Stored entries
╔══

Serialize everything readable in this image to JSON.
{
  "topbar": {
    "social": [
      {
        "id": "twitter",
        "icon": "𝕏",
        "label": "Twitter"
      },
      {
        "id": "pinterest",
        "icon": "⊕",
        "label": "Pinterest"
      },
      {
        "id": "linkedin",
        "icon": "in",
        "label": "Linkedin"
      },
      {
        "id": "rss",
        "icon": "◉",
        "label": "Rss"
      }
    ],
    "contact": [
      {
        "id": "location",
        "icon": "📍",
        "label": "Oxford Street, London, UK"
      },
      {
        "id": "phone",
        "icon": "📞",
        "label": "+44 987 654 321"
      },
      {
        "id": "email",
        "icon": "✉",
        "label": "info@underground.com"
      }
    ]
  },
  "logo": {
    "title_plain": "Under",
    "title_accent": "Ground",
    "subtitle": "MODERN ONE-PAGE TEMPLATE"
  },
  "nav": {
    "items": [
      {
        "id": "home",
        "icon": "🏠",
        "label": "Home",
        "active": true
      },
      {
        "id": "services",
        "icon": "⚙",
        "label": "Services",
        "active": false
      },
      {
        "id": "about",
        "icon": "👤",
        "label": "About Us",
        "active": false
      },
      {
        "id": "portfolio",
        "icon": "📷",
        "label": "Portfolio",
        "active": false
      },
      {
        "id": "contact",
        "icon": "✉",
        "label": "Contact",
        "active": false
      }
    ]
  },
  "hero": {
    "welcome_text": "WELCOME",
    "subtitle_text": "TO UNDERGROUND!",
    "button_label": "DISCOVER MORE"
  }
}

╚══

Please output the entries above, every line exactly as it reads.

Serialize everything readable in this image to JSON.
{
  "topbar": {
    "social": [
      {
        "id": "twitter",
        "icon": "𝕏",
        "label": "Twitter"
      },
      {
        "id": "pinterest",
        "icon": "⊕",
        "label": "Pinterest"
      },
      {
        "id": "linkedin",
        "icon": "in",
        "label": "Linkedin"
      },
      {
        "id": "rss",
        "icon": "◉",
        "label": "Rss"
      }
    ],
    "contact": [
      {
        "id": "location",
        "icon": "📍",
        "label": "Oxford Street, London, UK"
      },
      {
        "id": "phone",
        "icon": "📞",
        "label": "+44 987 654 321"
      },
      {
        "id": "email",
        "icon": "✉",
        "label": "info@underground.com"
      }
    ]
  },
  "logo": {
    "title_plain": "Under",
    "title_accent": "Ground",
    "subtitle": "MODERN ONE-PAGE TEMPLATE"
  },
  "nav": {
    "items": [
      {
        "id": "home",
        "icon": "🏠",
        "label": "Home",
        "active": true
      },
      {
        "id": "services",
        "icon": "⚙",
        "label": "Services",
        "active": false
      },
      {
        "id": "about",
        "icon": "👤",
        "label": "About Us",
        "active": false
      },
      {
        "id": "portfolio",
        "icon": "📷",
        "label": "Portfolio",
        "active": false
      },
      {
        "id": "contact",
        "icon": "✉",
        "label": "Contact",
        "active": false
      }
    ]
  },
  "hero": {
    "welcome_text": "WELCOME",
    "subtitle_text": "TO UNDERGROUND!",
    "button_label": "DISCOVER MORE"
  }
}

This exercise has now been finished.